• _Written instruction_: Locate each line of the material that contains "beverage", then return it.

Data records
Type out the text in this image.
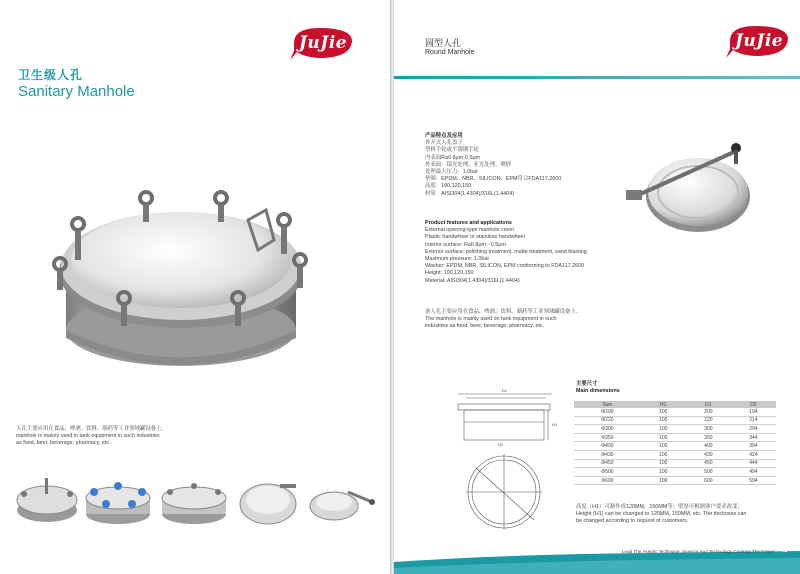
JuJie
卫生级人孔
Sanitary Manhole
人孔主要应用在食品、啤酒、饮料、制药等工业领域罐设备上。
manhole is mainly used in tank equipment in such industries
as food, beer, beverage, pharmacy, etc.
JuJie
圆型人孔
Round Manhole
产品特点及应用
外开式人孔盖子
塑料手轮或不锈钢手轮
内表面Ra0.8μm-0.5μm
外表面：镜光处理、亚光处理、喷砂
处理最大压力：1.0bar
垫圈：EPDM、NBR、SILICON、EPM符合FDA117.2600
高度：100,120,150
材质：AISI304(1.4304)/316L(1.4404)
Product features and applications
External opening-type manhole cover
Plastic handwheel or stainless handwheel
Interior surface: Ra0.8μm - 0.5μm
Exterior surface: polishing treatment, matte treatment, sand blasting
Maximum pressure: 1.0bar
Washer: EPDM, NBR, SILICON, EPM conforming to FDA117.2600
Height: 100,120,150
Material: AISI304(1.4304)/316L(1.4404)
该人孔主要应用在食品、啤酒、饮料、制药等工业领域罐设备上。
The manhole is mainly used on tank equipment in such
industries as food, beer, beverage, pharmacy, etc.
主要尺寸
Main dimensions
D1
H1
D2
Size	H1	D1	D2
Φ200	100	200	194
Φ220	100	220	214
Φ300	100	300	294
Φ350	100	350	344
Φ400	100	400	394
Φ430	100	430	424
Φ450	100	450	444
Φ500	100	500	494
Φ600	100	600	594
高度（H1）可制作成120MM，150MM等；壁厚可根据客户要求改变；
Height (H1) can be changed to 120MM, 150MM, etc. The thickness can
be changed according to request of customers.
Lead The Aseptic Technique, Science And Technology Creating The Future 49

---

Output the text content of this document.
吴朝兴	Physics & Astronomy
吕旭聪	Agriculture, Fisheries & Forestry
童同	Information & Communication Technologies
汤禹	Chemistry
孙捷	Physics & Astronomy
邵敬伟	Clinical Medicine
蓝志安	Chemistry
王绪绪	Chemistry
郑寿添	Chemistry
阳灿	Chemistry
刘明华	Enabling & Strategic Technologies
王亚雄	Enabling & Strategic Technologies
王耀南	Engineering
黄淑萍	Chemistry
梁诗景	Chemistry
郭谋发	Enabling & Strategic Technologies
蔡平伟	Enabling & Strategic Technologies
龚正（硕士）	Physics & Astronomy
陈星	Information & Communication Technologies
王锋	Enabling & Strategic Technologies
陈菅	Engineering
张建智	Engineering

• _Solution_:
as food, beer, beverage, pharmacy, etc.
industries as food, beer, beverage, pharmacy, etc.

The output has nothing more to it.